◆ EXERCISE DESCRIPTION ◆
Scan the lines below; pull out those with "leurs".

-- start of EXCERPTED RECORDS --

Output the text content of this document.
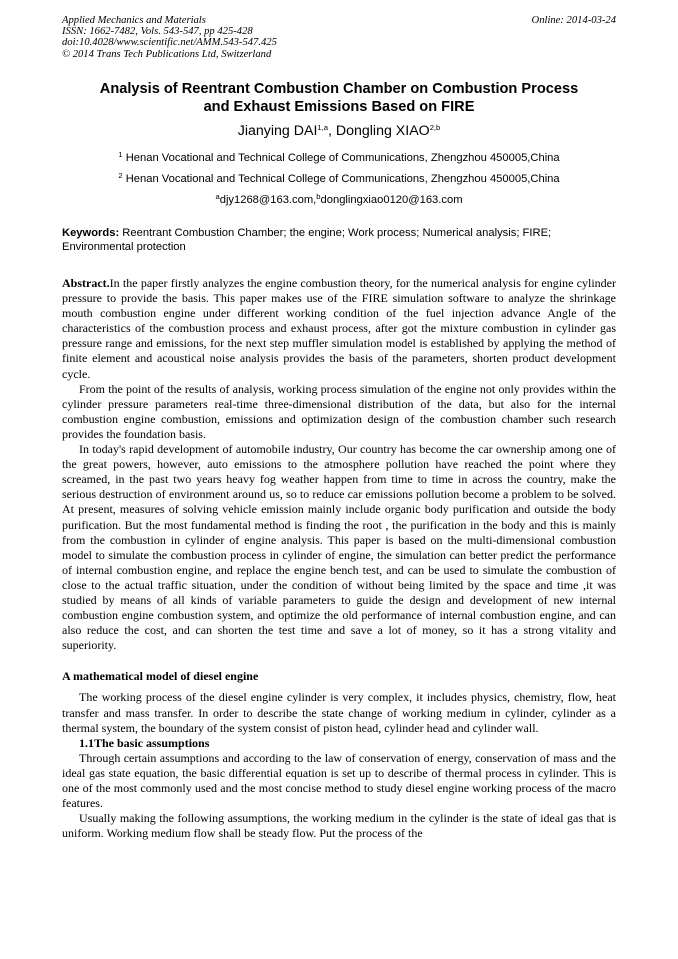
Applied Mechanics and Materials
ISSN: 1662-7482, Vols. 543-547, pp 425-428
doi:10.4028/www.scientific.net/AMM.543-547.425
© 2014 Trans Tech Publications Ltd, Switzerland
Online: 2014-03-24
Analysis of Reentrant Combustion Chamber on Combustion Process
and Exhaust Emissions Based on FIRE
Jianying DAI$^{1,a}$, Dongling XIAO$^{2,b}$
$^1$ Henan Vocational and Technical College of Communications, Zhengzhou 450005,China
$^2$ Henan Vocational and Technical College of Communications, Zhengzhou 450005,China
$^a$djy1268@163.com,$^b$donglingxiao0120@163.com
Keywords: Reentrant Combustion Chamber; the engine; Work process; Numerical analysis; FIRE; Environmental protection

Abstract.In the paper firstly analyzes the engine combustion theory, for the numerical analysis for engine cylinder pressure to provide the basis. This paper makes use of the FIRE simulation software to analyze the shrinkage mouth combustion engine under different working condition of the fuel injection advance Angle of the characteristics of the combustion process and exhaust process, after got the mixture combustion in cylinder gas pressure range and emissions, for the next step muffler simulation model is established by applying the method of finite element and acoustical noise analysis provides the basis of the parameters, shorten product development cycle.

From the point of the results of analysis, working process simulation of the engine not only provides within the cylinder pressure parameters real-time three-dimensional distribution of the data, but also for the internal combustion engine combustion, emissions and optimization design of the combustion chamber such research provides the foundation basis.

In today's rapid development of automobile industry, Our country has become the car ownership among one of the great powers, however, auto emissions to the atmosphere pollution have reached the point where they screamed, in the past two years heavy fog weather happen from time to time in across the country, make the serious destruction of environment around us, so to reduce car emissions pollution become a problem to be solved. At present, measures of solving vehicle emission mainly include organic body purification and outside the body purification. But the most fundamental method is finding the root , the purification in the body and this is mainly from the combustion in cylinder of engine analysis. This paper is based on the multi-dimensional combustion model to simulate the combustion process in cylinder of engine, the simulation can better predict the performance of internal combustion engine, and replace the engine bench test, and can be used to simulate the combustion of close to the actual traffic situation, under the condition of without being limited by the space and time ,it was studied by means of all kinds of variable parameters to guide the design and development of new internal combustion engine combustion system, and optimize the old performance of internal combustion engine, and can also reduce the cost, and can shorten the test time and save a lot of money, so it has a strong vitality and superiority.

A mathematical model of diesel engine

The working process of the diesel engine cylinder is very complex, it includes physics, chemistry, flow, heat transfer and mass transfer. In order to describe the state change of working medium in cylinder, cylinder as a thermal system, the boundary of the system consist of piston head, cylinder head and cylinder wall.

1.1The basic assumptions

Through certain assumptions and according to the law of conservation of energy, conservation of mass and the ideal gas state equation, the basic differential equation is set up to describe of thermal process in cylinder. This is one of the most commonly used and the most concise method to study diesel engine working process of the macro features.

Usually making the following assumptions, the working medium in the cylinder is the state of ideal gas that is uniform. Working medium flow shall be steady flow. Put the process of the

-- end of EXCERPTED RECORDS --
-- start of EXCERPTED RECORDS --

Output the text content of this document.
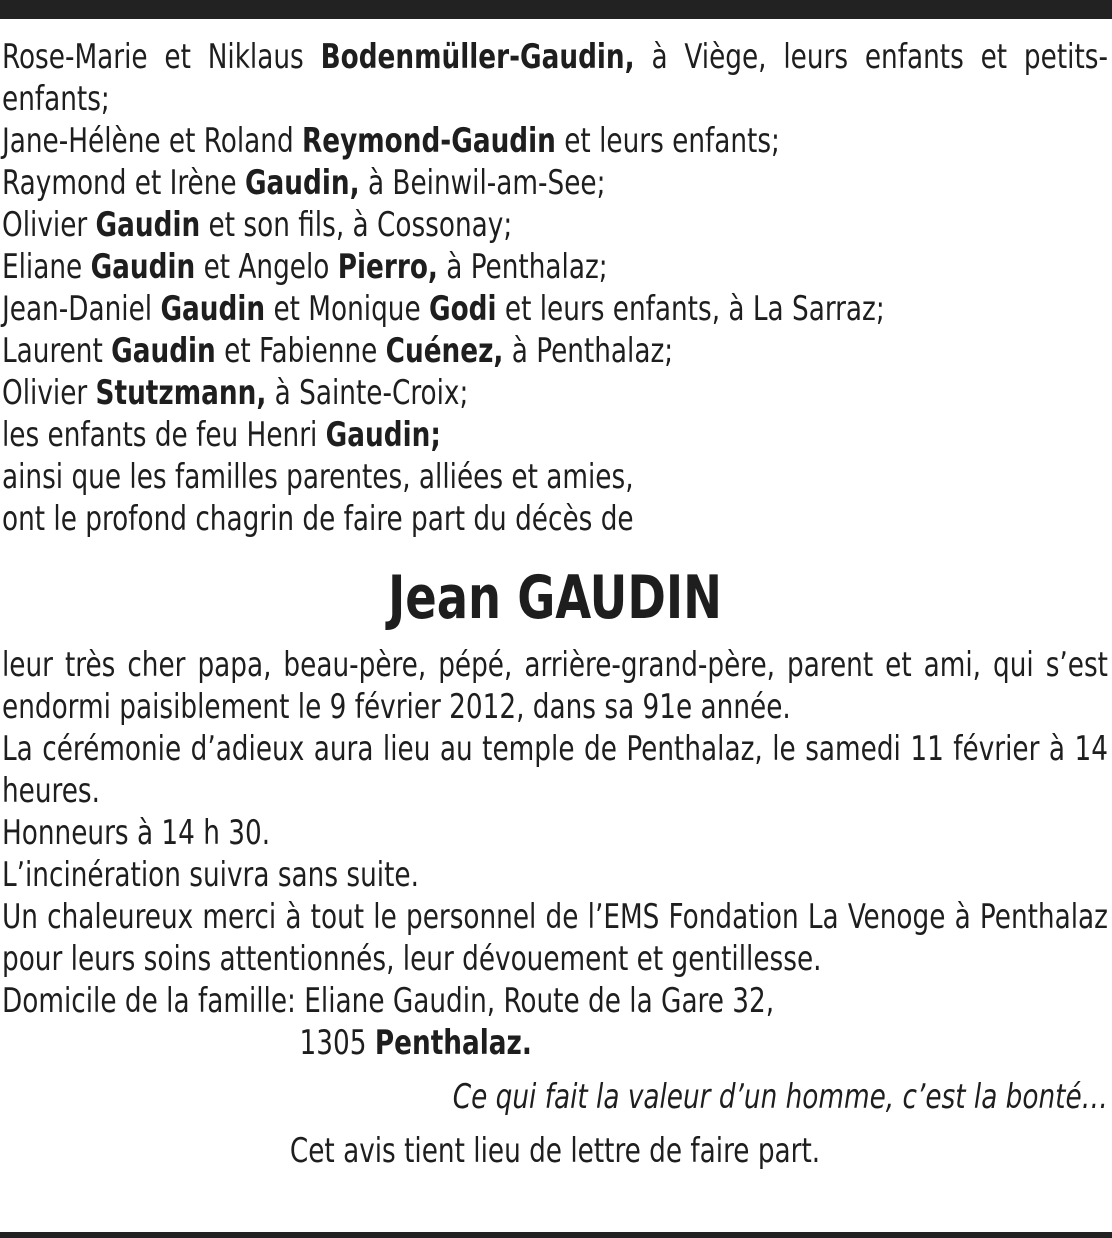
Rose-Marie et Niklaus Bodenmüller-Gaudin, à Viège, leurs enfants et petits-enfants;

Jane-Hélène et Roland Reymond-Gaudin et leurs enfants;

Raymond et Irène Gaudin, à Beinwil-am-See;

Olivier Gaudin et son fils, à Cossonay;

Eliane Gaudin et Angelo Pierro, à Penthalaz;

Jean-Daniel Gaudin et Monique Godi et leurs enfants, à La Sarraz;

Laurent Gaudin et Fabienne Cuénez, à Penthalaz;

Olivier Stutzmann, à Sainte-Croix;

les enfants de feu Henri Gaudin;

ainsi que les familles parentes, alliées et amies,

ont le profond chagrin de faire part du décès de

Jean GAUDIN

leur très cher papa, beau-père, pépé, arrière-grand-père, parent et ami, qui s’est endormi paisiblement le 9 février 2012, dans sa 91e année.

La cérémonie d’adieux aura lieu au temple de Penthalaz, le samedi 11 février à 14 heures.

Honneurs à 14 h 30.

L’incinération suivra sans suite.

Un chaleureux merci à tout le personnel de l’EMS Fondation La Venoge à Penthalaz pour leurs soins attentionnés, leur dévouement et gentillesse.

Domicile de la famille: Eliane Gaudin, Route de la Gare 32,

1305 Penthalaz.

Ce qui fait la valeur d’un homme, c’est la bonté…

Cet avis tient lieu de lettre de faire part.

-- end of EXCERPTED RECORDS --

◆ EXERCISE ANSWER ◆
Rose-Marie et Niklaus Bodenmüller-Gaudin, à Viège, leurs enfants et petits-enfants;
Jane-Hélène et Roland Reymond-Gaudin et leurs enfants;
Jean-Daniel Gaudin et Monique Godi et leurs enfants, à La Sarraz;
Un chaleureux merci à tout le personnel de l’EMS Fondation La Venoge à Penthalaz pour leurs soins attentionnés, leur dévouement et gentillesse.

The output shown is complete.